WHAT YOU WILL DO -
Every line containing "next" should be copied out. Go through the entries and find them.

Items from a data source
*** Begin section ***

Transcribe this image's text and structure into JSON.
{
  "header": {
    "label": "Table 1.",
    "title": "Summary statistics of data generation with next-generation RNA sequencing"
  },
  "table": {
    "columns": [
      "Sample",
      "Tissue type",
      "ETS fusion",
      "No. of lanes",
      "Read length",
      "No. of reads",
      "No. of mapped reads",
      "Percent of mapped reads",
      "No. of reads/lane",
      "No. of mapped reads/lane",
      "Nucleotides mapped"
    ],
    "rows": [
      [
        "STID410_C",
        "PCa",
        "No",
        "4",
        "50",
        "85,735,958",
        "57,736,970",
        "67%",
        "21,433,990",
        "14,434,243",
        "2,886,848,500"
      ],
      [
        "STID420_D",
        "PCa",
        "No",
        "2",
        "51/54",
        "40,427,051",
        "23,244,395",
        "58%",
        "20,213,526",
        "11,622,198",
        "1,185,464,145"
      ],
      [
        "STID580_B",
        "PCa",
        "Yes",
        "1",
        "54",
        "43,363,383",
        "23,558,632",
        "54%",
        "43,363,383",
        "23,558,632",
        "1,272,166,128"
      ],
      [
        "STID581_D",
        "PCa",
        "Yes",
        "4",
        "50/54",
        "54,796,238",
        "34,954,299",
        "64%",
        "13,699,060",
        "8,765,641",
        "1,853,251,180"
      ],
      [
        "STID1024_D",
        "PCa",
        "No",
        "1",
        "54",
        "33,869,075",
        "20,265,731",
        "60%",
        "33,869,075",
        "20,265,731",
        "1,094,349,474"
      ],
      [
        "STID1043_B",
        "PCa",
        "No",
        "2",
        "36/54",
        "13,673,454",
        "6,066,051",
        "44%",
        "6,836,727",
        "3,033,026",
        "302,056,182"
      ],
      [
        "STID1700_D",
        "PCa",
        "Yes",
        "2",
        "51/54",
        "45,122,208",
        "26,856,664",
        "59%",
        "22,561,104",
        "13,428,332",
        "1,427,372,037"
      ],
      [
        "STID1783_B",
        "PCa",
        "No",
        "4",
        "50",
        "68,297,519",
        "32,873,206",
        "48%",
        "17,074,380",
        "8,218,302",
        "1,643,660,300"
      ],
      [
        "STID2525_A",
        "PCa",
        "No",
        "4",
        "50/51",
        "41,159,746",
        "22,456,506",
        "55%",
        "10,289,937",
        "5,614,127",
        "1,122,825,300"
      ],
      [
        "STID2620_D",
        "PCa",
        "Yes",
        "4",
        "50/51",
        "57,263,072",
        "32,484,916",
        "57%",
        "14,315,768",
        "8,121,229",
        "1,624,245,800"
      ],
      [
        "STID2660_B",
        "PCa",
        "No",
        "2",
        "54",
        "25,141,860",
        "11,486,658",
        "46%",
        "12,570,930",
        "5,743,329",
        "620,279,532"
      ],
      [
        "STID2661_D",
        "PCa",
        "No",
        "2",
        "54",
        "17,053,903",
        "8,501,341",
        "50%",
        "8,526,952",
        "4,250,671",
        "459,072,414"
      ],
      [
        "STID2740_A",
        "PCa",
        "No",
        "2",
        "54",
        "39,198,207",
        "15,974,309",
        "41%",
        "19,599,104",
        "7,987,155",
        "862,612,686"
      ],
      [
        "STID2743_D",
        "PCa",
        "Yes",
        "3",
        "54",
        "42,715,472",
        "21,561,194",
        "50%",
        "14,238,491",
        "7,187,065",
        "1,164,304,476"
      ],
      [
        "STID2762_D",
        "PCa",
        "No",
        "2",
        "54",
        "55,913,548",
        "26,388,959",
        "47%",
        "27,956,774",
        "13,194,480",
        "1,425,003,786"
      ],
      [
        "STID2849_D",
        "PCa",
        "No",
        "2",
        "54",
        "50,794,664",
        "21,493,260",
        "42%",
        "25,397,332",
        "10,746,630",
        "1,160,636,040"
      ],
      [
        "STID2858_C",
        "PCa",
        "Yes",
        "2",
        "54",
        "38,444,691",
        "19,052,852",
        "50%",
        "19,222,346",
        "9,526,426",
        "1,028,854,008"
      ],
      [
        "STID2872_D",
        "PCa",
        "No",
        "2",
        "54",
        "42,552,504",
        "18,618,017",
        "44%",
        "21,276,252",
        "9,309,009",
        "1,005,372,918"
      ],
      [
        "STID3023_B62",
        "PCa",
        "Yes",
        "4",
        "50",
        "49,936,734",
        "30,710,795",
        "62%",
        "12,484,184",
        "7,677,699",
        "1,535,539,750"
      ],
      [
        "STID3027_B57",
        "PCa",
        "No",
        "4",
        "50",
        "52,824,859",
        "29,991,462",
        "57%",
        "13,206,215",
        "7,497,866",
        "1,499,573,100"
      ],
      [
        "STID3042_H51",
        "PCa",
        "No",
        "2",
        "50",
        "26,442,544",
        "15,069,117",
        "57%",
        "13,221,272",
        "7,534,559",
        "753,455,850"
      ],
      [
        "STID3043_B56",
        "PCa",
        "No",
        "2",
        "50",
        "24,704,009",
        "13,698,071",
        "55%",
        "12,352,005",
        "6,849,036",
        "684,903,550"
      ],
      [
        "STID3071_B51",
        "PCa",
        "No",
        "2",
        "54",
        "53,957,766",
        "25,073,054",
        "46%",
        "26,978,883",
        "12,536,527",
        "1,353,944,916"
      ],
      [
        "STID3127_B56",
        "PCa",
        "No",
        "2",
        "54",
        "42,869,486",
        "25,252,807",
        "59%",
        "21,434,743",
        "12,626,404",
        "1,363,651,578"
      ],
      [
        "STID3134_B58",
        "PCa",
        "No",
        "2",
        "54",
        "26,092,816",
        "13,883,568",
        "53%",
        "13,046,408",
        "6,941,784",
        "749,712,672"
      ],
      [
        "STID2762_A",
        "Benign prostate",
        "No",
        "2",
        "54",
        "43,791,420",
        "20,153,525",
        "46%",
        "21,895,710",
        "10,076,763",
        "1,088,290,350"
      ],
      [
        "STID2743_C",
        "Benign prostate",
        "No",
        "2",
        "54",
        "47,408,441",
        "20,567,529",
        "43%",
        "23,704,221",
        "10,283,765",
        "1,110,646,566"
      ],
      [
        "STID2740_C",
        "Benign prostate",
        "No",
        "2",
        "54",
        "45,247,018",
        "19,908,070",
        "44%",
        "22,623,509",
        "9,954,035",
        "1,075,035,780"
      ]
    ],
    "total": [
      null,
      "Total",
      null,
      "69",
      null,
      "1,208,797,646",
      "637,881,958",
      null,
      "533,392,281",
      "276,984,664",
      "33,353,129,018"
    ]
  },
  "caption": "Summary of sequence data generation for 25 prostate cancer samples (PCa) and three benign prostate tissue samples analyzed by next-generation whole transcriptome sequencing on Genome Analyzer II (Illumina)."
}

*** End section ***

SOLUTION FOR THIS TASK -
    "title": "Summary statistics of data generation with next-generation RNA sequencing"
  "caption": "Summary of sequence data generation for 25 prostate cancer samples (PCa) and three benign prostate tissue samples analyzed by next-generation whole transcriptome sequencing on Genome Analyzer II (Illumina)."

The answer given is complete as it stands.